EXERCISE
Extract the records below word for word and ignore the images.
[BEGIN DATA EXCERPTS]
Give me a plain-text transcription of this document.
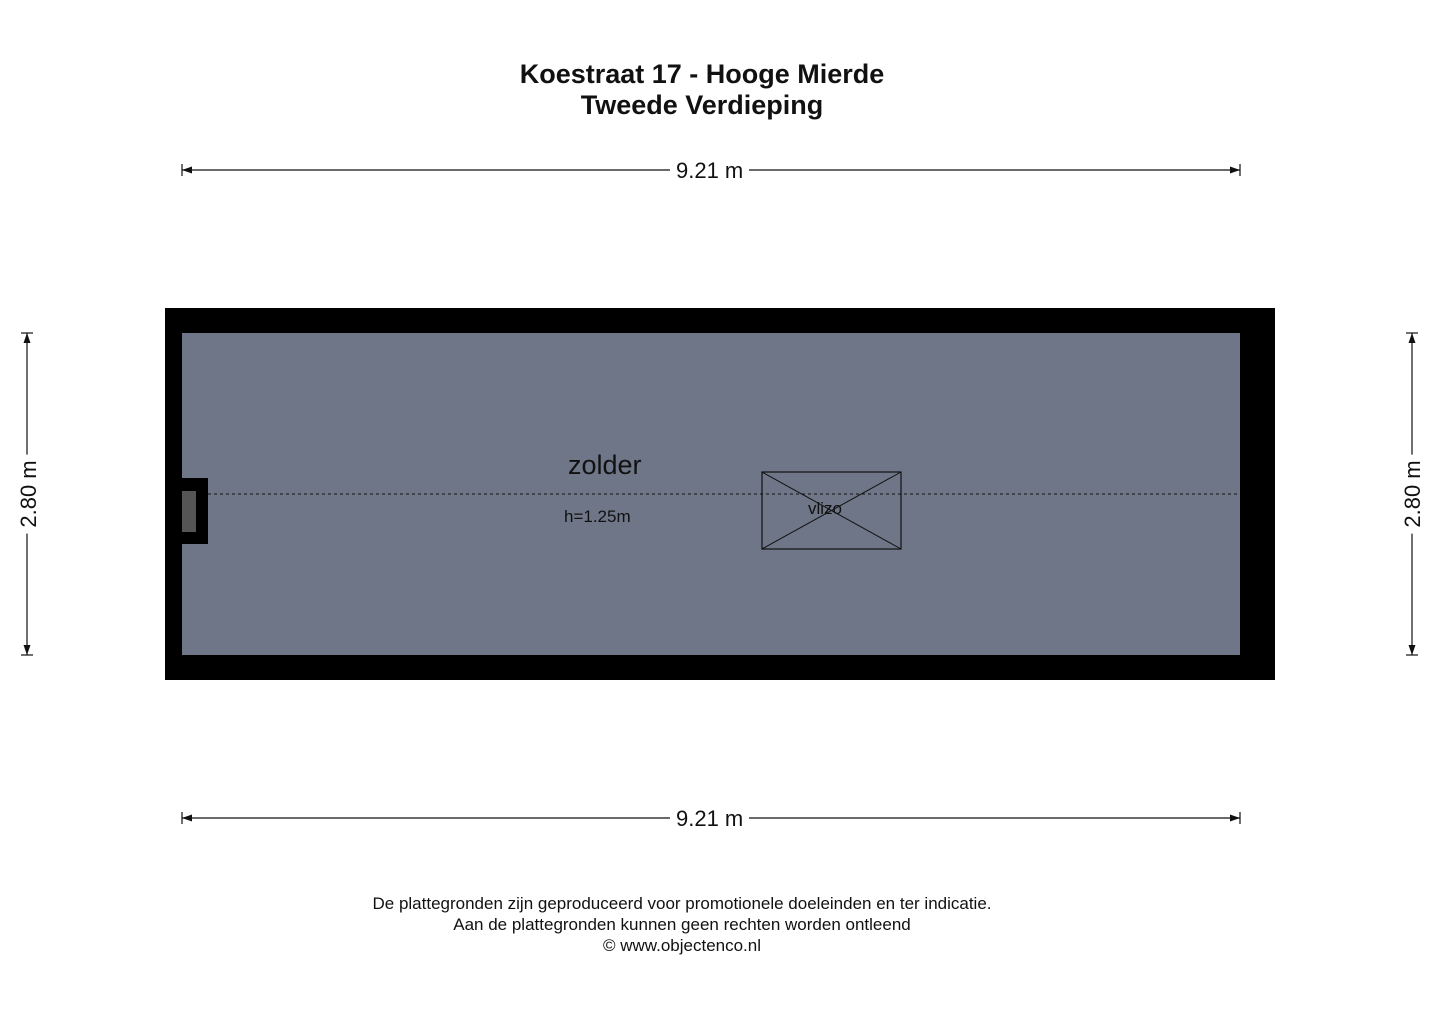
Koestraat 17 - Hooge Mierde
Tweede Verdieping
9.21 m
9.21 m
2.80 m	2.80 m
zolder
h=1.25m	vlizo
De plattegronden zijn geproduceerd voor promotionele doeleinden en ter indicatie.
Aan de plattegronden kunnen geen rechten worden ontleend
© www.objectenco.nl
[END DATA EXCERPTS]
EXPECTED ANSWER
Give me a plain-text transcription of this document.
Koestraat 17 - Hooge Mierde
Tweede Verdieping
9.21 m
9.21 m
2.80 m	2.80 m
zolder
h=1.25m	vlizo
De plattegronden zijn geproduceerd voor promotionele doeleinden en ter indicatie.
Aan de plattegronden kunnen geen rechten worden ontleend
© www.objectenco.nl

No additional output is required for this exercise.